[Dataset entries]

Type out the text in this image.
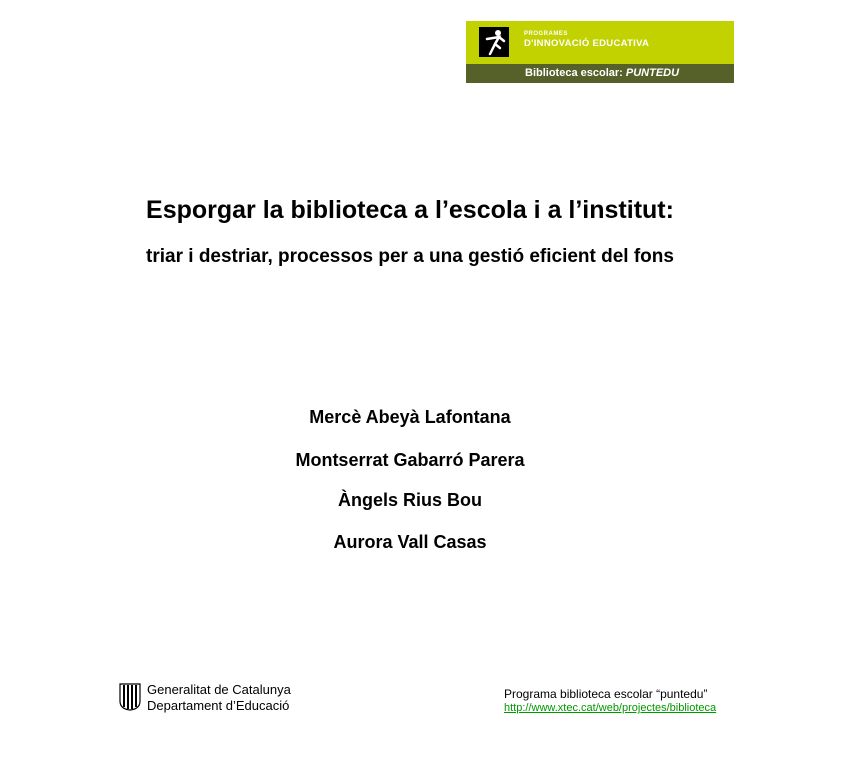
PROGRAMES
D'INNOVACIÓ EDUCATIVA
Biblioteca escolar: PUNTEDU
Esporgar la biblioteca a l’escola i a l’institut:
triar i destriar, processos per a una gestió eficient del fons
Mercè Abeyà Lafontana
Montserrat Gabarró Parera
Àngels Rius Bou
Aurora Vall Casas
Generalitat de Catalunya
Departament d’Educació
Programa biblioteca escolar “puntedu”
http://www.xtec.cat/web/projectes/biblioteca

### Problem description:
Copy out each line in the preceding records that contains "escolar".

### Written solution:
Biblioteca escolar: PUNTEDU
Programa biblioteca escolar “puntedu”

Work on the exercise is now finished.